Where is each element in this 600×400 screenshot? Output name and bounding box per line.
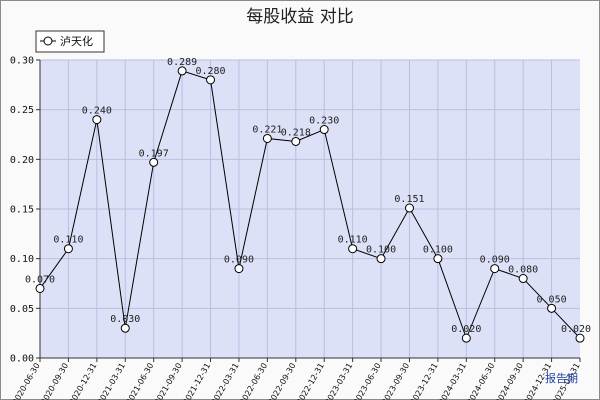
x-tick-label: 2021-03-31	[96, 362, 127, 400]
data-point	[35, 283, 45, 293]
y-axis: 0.00 0.05 0.10 0.15 0.20 0.25 0.30	[10, 56, 40, 365]
x-tick-label: 2022-09-30	[266, 362, 297, 400]
data-label: 0.280	[195, 66, 225, 77]
data-label: 0.110	[338, 235, 368, 246]
x-tick-label: 2024-03-31	[437, 362, 468, 400]
data-label: 0.289	[167, 57, 197, 68]
x-tick-label: 2021-06-30	[124, 362, 155, 400]
data-label: 0.110	[53, 235, 83, 246]
data-label: 0.020	[561, 324, 591, 335]
chart-title: 每股收益 对比	[246, 7, 353, 27]
x-tick-label: 2024-09-30	[494, 362, 525, 400]
legend: 泸天化	[35, 30, 105, 53]
data-point	[376, 254, 386, 264]
data-point	[63, 244, 73, 254]
y-tick-label: 0.10	[10, 254, 34, 265]
data-point	[319, 125, 329, 135]
x-tick-label: 2022-03-31	[210, 362, 241, 400]
y-tick-label: 0.05	[10, 304, 34, 315]
data-point	[291, 136, 301, 146]
x-tick-label: 2023-12-31	[409, 362, 440, 400]
grid-lines	[40, 59, 580, 358]
y-tick-label: 0.25	[10, 105, 34, 116]
data-point	[433, 254, 443, 264]
y-tick-label: 0.00	[10, 354, 34, 365]
legend-box	[35, 30, 105, 53]
data-label: 0.230	[309, 116, 339, 127]
data-label: 0.050	[537, 294, 567, 305]
x-axis: 2020-06-302020-09-302020-12-312021-03-31…	[11, 358, 582, 400]
data-point	[547, 303, 557, 313]
x-tick-label: 2022-12-31	[295, 362, 326, 400]
x-tick-label: 2020-06-30	[11, 362, 42, 400]
y-tick-label: 0.20	[10, 155, 34, 166]
x-axis-caption: 报告期	[545, 371, 578, 385]
data-point	[206, 75, 216, 85]
data-label: 0.090	[224, 255, 254, 266]
x-tick-label: 2023-06-30	[352, 362, 383, 400]
data-label: 0.020	[451, 324, 481, 335]
series-line-luthianhua	[39, 70, 581, 340]
data-label: 0.240	[82, 106, 112, 117]
legend-marker-icon	[43, 36, 53, 46]
data-point	[404, 203, 414, 213]
data-point	[490, 264, 500, 274]
x-tick-label: 2023-09-30	[380, 362, 411, 400]
data-label: 0.197	[139, 148, 169, 159]
data-label: 0.221	[252, 124, 282, 135]
data-label: 0.100	[423, 245, 453, 256]
data-point	[461, 333, 471, 343]
x-tick-label: 2022-06-30	[238, 362, 269, 400]
x-tick-label: 2021-09-30	[153, 362, 184, 400]
data-label: 0.070	[25, 274, 55, 285]
data-point	[177, 66, 187, 76]
x-tick-label: 2024-06-30	[465, 361, 496, 400]
data-label: 0.090	[480, 255, 510, 266]
y-tick-label: 0.15	[10, 205, 34, 216]
x-tick-label: 2020-09-30	[39, 362, 70, 400]
x-tick-label: 2021-12-31	[181, 362, 212, 400]
data-point	[234, 264, 244, 274]
x-tick-label: 2023-03-31	[323, 362, 354, 400]
data-label: 0.100	[366, 245, 396, 256]
data-label: 0.151	[394, 194, 424, 205]
data-point	[262, 133, 272, 143]
data-label: 0.218	[281, 127, 311, 138]
data-point	[348, 244, 358, 254]
data-point	[518, 274, 528, 284]
data-point	[575, 333, 585, 343]
x-tick-label: 2020-12-31	[68, 362, 99, 400]
data-label: 0.080	[508, 265, 538, 276]
data-point	[149, 157, 159, 167]
series-points	[35, 66, 585, 343]
y-tick-label: 0.30	[10, 56, 34, 67]
legend-label: 泸天化	[60, 34, 93, 48]
data-point	[120, 323, 130, 333]
data-label: 0.030	[110, 314, 140, 325]
data-point	[92, 115, 102, 125]
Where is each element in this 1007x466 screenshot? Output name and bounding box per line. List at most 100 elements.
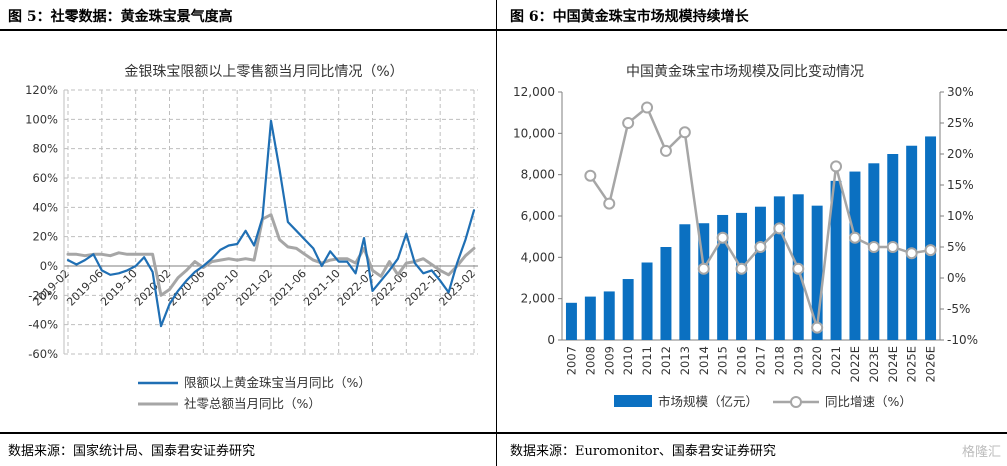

--

» **WHAT YOU SHOULD DO**: From the records, copy out every line between the one containing "362, 127, 400]" and the one containing "354, 34, 365]", with both of those lines included.

» **WRITTEN ANSWER**:
x-tick-label: 2021-03-31	[96, 362, 127, 400]
data-point	[35, 283, 45, 293]
y-axis: 0.00 0.05 0.10 0.15 0.20 0.25 0.30	[10, 56, 40, 365]
x-tick-label: 2022-09-30	[266, 362, 297, 400]
data-label: 0.280	[195, 66, 225, 77]
data-label: 0.110	[338, 235, 368, 246]
x-tick-label: 2024-03-31	[437, 362, 468, 400]
data-label: 0.289	[167, 57, 197, 68]
x-tick-label: 2021-06-30	[124, 362, 155, 400]
data-label: 0.110	[53, 235, 83, 246]
data-label: 0.020	[561, 324, 591, 335]
chart-title: 每股收益 对比	[246, 7, 353, 27]
x-tick-label: 2024-09-30	[494, 362, 525, 400]
legend: 泸天化	[35, 30, 105, 53]
data-point	[376, 254, 386, 264]
data-point	[63, 244, 73, 254]
y-tick-label: 0.10	[10, 254, 34, 265]
data-point	[319, 125, 329, 135]
x-tick-label: 2022-03-31	[210, 362, 241, 400]
y-tick-label: 0.05	[10, 304, 34, 315]
data-point	[291, 136, 301, 146]
x-tick-label: 2023-12-31	[409, 362, 440, 400]
grid-lines	[40, 59, 580, 358]
y-tick-label: 0.25	[10, 105, 34, 116]
data-point	[433, 254, 443, 264]
y-tick-label: 0.00	[10, 354, 34, 365]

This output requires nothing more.